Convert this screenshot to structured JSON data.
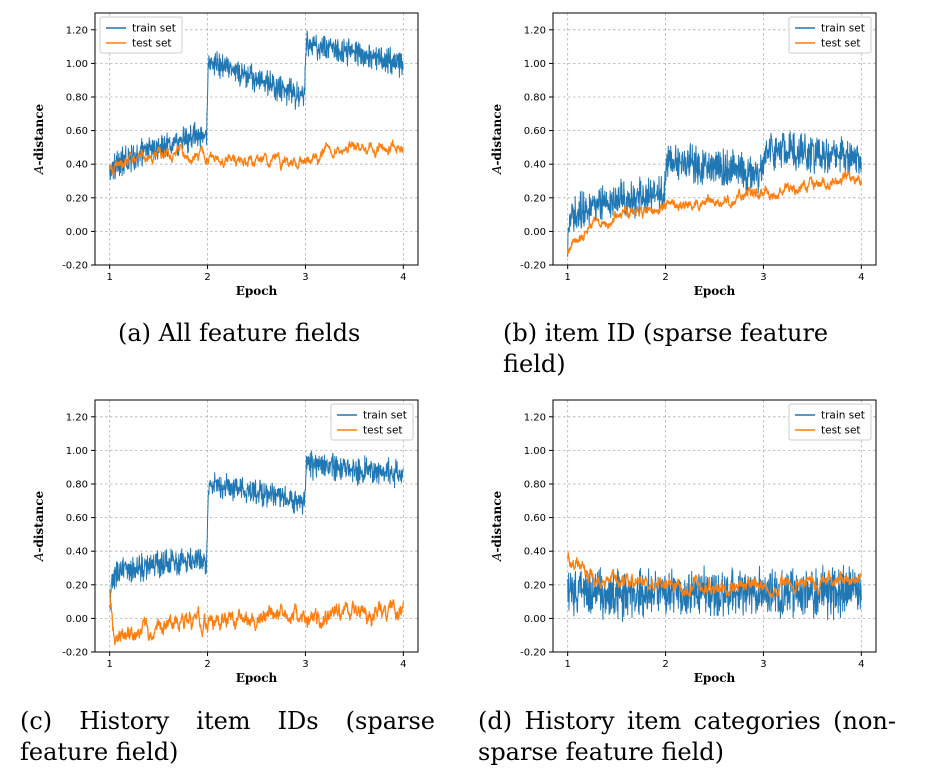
{
  "chart_data": [
    {
      "type": "line",
      "id": "a",
      "caption": "(a)  All feature fields",
      "xlabel": "Epoch",
      "ylabel": "A-distance",
      "ylabel_cal": "A",
      "ylabel_rest": "-distance",
      "xlim": [
        0.85,
        4.15
      ],
      "ylim": [
        -0.2,
        1.3
      ],
      "xticks": [
        "1",
        "2",
        "3",
        "4"
      ],
      "yticks": [
        "-0.20",
        "0.00",
        "0.20",
        "0.40",
        "0.60",
        "0.80",
        "1.00",
        "1.20"
      ],
      "legend_position": "top-left",
      "series": [
        {
          "name": "train set",
          "color": "#1f77b4",
          "x": [
            1.0,
            1.5,
            1.99,
            2.01,
            2.5,
            2.99,
            3.01,
            3.5,
            4.0
          ],
          "y": [
            0.38,
            0.51,
            0.58,
            1.01,
            0.9,
            0.8,
            1.12,
            1.06,
            1.0
          ],
          "noise": 0.05
        },
        {
          "name": "test set",
          "color": "#ff7f0e",
          "x": [
            1.0,
            1.3,
            1.6,
            2.0,
            2.3,
            2.6,
            2.9,
            3.2,
            3.6,
            4.0
          ],
          "y": [
            0.37,
            0.44,
            0.47,
            0.44,
            0.42,
            0.43,
            0.4,
            0.48,
            0.49,
            0.51
          ],
          "noise": 0.012
        }
      ]
    },
    {
      "type": "line",
      "id": "b",
      "caption": "(b)  item ID (sparse feature field)",
      "xlabel": "Epoch",
      "ylabel": "A-distance",
      "ylabel_cal": "A",
      "ylabel_rest": "-distance",
      "xlim": [
        0.85,
        4.15
      ],
      "ylim": [
        -0.2,
        1.3
      ],
      "xticks": [
        "1",
        "2",
        "3",
        "4"
      ],
      "yticks": [
        "-0.20",
        "0.00",
        "0.20",
        "0.40",
        "0.60",
        "0.80",
        "1.00",
        "1.20"
      ],
      "legend_position": "top-right",
      "series": [
        {
          "name": "train set",
          "color": "#1f77b4",
          "x": [
            1.0,
            1.05,
            1.3,
            1.6,
            1.99,
            2.01,
            2.5,
            2.99,
            3.01,
            3.5,
            4.0
          ],
          "y": [
            -0.05,
            0.1,
            0.17,
            0.2,
            0.22,
            0.42,
            0.39,
            0.33,
            0.49,
            0.47,
            0.42
          ],
          "noise": 0.07
        },
        {
          "name": "test set",
          "color": "#ff7f0e",
          "x": [
            1.0,
            1.05,
            1.3,
            1.6,
            2.0,
            2.3,
            2.6,
            3.0,
            3.3,
            3.7,
            4.0
          ],
          "y": [
            -0.12,
            -0.06,
            0.04,
            0.11,
            0.15,
            0.15,
            0.19,
            0.24,
            0.26,
            0.3,
            0.31
          ],
          "noise": 0.012
        }
      ]
    },
    {
      "type": "line",
      "id": "c",
      "caption": "(c)  History item IDs (sparse feature field)",
      "xlabel": "Epoch",
      "ylabel": "A-distance",
      "ylabel_cal": "A",
      "ylabel_rest": "-distance",
      "xlim": [
        0.85,
        4.15
      ],
      "ylim": [
        -0.2,
        1.3
      ],
      "xticks": [
        "1",
        "2",
        "3",
        "4"
      ],
      "yticks": [
        "-0.20",
        "0.00",
        "0.20",
        "0.40",
        "0.60",
        "0.80",
        "1.00",
        "1.20"
      ],
      "legend_position": "top-right",
      "series": [
        {
          "name": "train set",
          "color": "#1f77b4",
          "x": [
            1.0,
            1.03,
            1.3,
            1.6,
            1.99,
            2.01,
            2.5,
            2.99,
            3.01,
            3.5,
            4.0
          ],
          "y": [
            0.05,
            0.25,
            0.3,
            0.33,
            0.35,
            0.81,
            0.75,
            0.68,
            0.92,
            0.88,
            0.86
          ],
          "noise": 0.05
        },
        {
          "name": "test set",
          "color": "#ff7f0e",
          "x": [
            1.0,
            1.04,
            1.1,
            1.3,
            1.6,
            2.0,
            2.4,
            2.8,
            3.2,
            3.6,
            4.0
          ],
          "y": [
            0.18,
            -0.08,
            -0.12,
            -0.08,
            -0.04,
            -0.03,
            0.02,
            0.01,
            0.02,
            0.04,
            0.05
          ],
          "noise": 0.02
        }
      ]
    },
    {
      "type": "line",
      "id": "d",
      "caption": "(d)  History item categories (non-sparse feature field)",
      "xlabel": "Epoch",
      "ylabel": "A-distance",
      "ylabel_cal": "A",
      "ylabel_rest": "-distance",
      "xlim": [
        0.85,
        4.15
      ],
      "ylim": [
        -0.2,
        1.3
      ],
      "xticks": [
        "1",
        "2",
        "3",
        "4"
      ],
      "yticks": [
        "-0.20",
        "0.00",
        "0.20",
        "0.40",
        "0.60",
        "0.80",
        "1.00",
        "1.20"
      ],
      "legend_position": "top-right",
      "series": [
        {
          "name": "train set",
          "color": "#1f77b4",
          "x": [
            1.0,
            1.5,
            2.0,
            2.5,
            3.0,
            3.5,
            4.0
          ],
          "y": [
            0.16,
            0.15,
            0.16,
            0.15,
            0.16,
            0.15,
            0.16
          ],
          "noise": 0.09
        },
        {
          "name": "test set",
          "color": "#ff7f0e",
          "x": [
            1.0,
            1.1,
            1.3,
            1.6,
            2.0,
            2.4,
            2.8,
            3.2,
            3.6,
            4.0
          ],
          "y": [
            0.34,
            0.3,
            0.24,
            0.21,
            0.2,
            0.19,
            0.19,
            0.2,
            0.21,
            0.24
          ],
          "noise": 0.015
        }
      ]
    }
  ]
}
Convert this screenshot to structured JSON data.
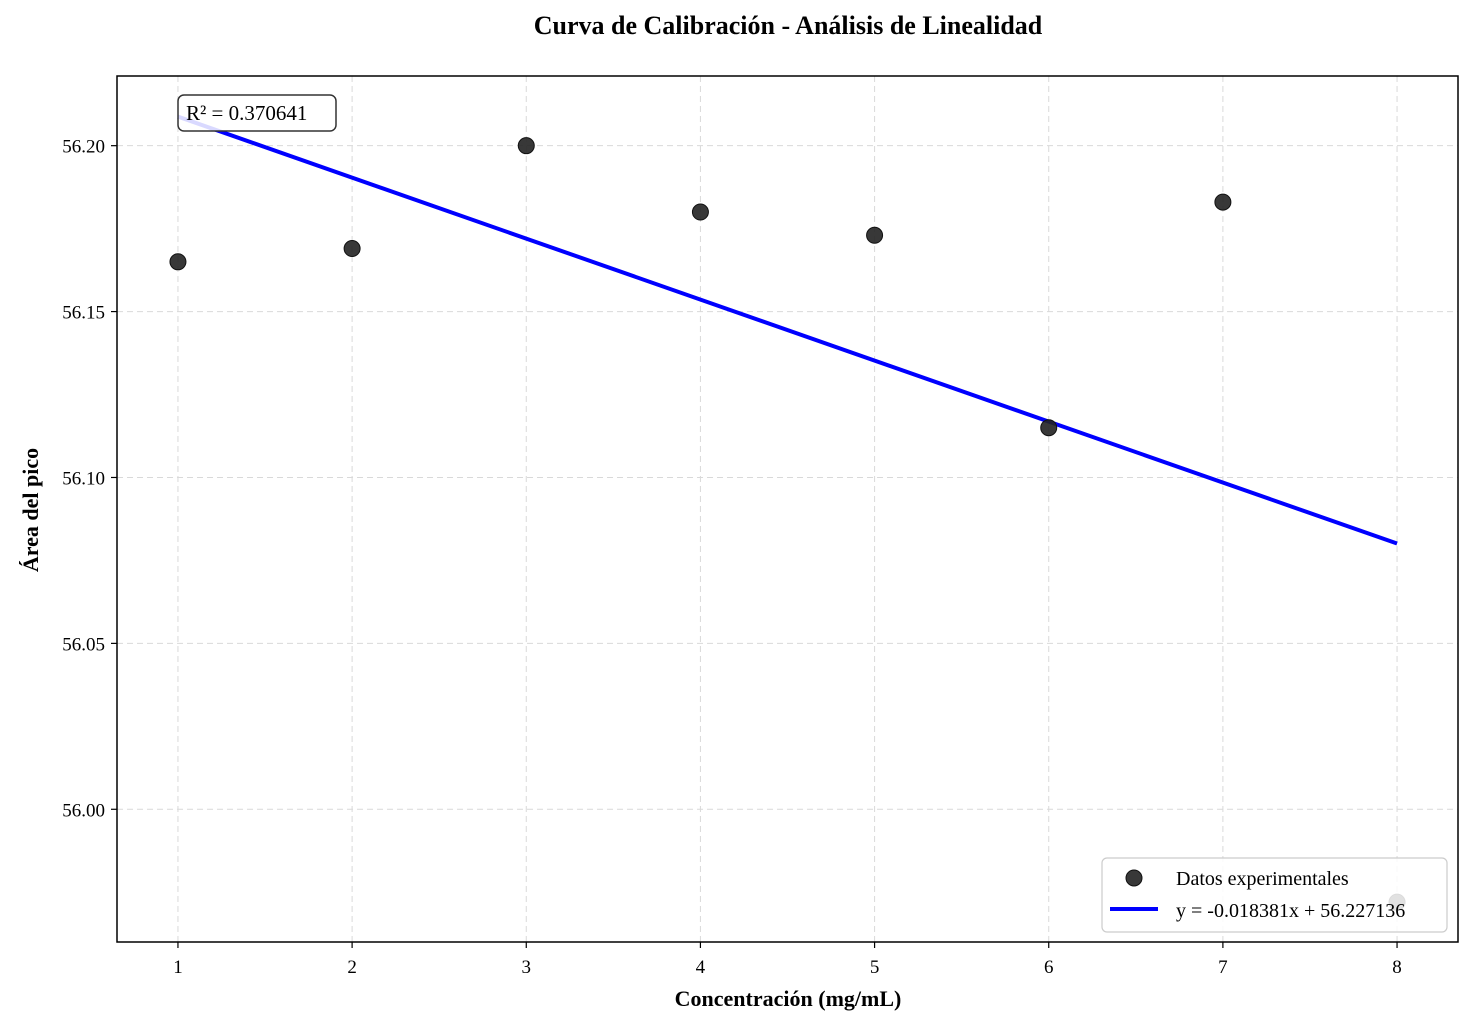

----------

What you are asked to do
Every record above should be written out again without change, except that the pictures are left out.

Answer for this exercise
Convert this screenshot to structured JSON data.
{
  "chart_data": [
    {
      "type": "line",
      "id": "a",
      "caption": "(a)  All feature fields",
      "xlabel": "Epoch",
      "ylabel": "A-distance",
      "ylabel_cal": "A",
      "ylabel_rest": "-distance",
      "xlim": [
        0.85,
        4.15
      ],
      "ylim": [
        -0.2,
        1.3
      ],
      "xticks": [
        "1",
        "2",
        "3",
        "4"
      ],
      "yticks": [
        "-0.20",
        "0.00",
        "0.20",
        "0.40",
        "0.60",
        "0.80",
        "1.00",
        "1.20"
      ],
      "legend_position": "top-left",
      "series": [
        {
          "name": "train set",
          "color": "#1f77b4",
          "x": [
            1.0,
            1.5,
            1.99,
            2.01,
            2.5,
            2.99,
            3.01,
            3.5,
            4.0
          ],
          "y": [
            0.38,
            0.51,
            0.58,
            1.01,
            0.9,
            0.8,
            1.12,
            1.06,
            1.0
          ],
          "noise": 0.05
        },
        {
          "name": "test set",
          "color": "#ff7f0e",
          "x": [
            1.0,
            1.3,
            1.6,
            2.0,
            2.3,
            2.6,
            2.9,
            3.2,
            3.6,
            4.0
          ],
          "y": [
            0.37,
            0.44,
            0.47,
            0.44,
            0.42,
            0.43,
            0.4,
            0.48,
            0.49,
            0.51
          ],
          "noise": 0.012
        }
      ]
    },
    {
      "type": "line",
      "id": "b",
      "caption": "(b)  item ID (sparse feature field)",
      "xlabel": "Epoch",
      "ylabel": "A-distance",
      "ylabel_cal": "A",
      "ylabel_rest": "-distance",
      "xlim": [
        0.85,
        4.15
      ],
      "ylim": [
        -0.2,
        1.3
      ],
      "xticks": [
        "1",
        "2",
        "3",
        "4"
      ],
      "yticks": [
        "-0.20",
        "0.00",
        "0.20",
        "0.40",
        "0.60",
        "0.80",
        "1.00",
        "1.20"
      ],
      "legend_position": "top-right",
      "series": [
        {
          "name": "train set",
          "color": "#1f77b4",
          "x": [
            1.0,
            1.05,
            1.3,
            1.6,
            1.99,
            2.01,
            2.5,
            2.99,
            3.01,
            3.5,
            4.0
          ],
          "y": [
            -0.05,
            0.1,
            0.17,
            0.2,
            0.22,
            0.42,
            0.39,
            0.33,
            0.49,
            0.47,
            0.42
          ],
          "noise": 0.07
        },
        {
          "name": "test set",
          "color": "#ff7f0e",
          "x": [
            1.0,
            1.05,
            1.3,
            1.6,
            2.0,
            2.3,
            2.6,
            3.0,
            3.3,
            3.7,
            4.0
          ],
          "y": [
            -0.12,
            -0.06,
            0.04,
            0.11,
            0.15,
            0.15,
            0.19,
            0.24,
            0.26,
            0.3,
            0.31
          ],
          "noise": 0.012
        }
      ]
    },
    {
      "type": "line",
      "id": "c",
      "caption": "(c)  History item IDs (sparse feature field)",
      "xlabel": "Epoch",
      "ylabel": "A-distance",
      "ylabel_cal": "A",
      "ylabel_rest": "-distance",
      "xlim": [
        0.85,
        4.15
      ],
      "ylim": [
        -0.2,
        1.3
      ],
      "xticks": [
        "1",
        "2",
        "3",
        "4"
      ],
      "yticks": [
        "-0.20",
        "0.00",
        "0.20",
        "0.40",
        "0.60",
        "0.80",
        "1.00",
        "1.20"
      ],
      "legend_position": "top-right",
      "series": [
        {
          "name": "train set",
          "color": "#1f77b4",
          "x": [
            1.0,
            1.03,
            1.3,
            1.6,
            1.99,
            2.01,
            2.5,
            2.99,
            3.01,
            3.5,
            4.0
          ],
          "y": [
            0.05,
            0.25,
            0.3,
            0.33,
            0.35,
            0.81,
            0.75,
            0.68,
            0.92,
            0.88,
            0.86
          ],
          "noise": 0.05
        },
        {
          "name": "test set",
          "color": "#ff7f0e",
          "x": [
            1.0,
            1.04,
            1.1,
            1.3,
            1.6,
            2.0,
            2.4,
            2.8,
            3.2,
            3.6,
            4.0
          ],
          "y": [
            0.18,
            -0.08,
            -0.12,
            -0.08,
            -0.04,
            -0.03,
            0.02,
            0.01,
            0.02,
            0.04,
            0.05
          ],
          "noise": 0.02
        }
      ]
    },
    {
      "type": "line",
      "id": "d",
      "caption": "(d)  History item categories (non-sparse feature field)",
      "xlabel": "Epoch",
      "ylabel": "A-distance",
      "ylabel_cal": "A",
      "ylabel_rest": "-distance",
      "xlim": [
        0.85,
        4.15
      ],
      "ylim": [
        -0.2,
        1.3
      ],
      "xticks": [
        "1",
        "2",
        "3",
        "4"
      ],
      "yticks": [
        "-0.20",
        "0.00",
        "0.20",
        "0.40",
        "0.60",
        "0.80",
        "1.00",
        "1.20"
      ],
      "legend_position": "top-right",
      "series": [
        {
          "name": "train set",
          "color": "#1f77b4",
          "x": [
            1.0,
            1.5,
            2.0,
            2.5,
            3.0,
            3.5,
            4.0
          ],
          "y": [
            0.16,
            0.15,
            0.16,
            0.15,
            0.16,
            0.15,
            0.16
          ],
          "noise": 0.09
        },
        {
          "name": "test set",
          "color": "#ff7f0e",
          "x": [
            1.0,
            1.1,
            1.3,
            1.6,
            2.0,
            2.4,
            2.8,
            3.2,
            3.6,
            4.0
          ],
          "y": [
            0.34,
            0.3,
            0.24,
            0.21,
            0.2,
            0.19,
            0.19,
            0.2,
            0.21,
            0.24
          ],
          "noise": 0.015
        }
      ]
    }
  ]
}
Convert this screenshot to structured JSON data.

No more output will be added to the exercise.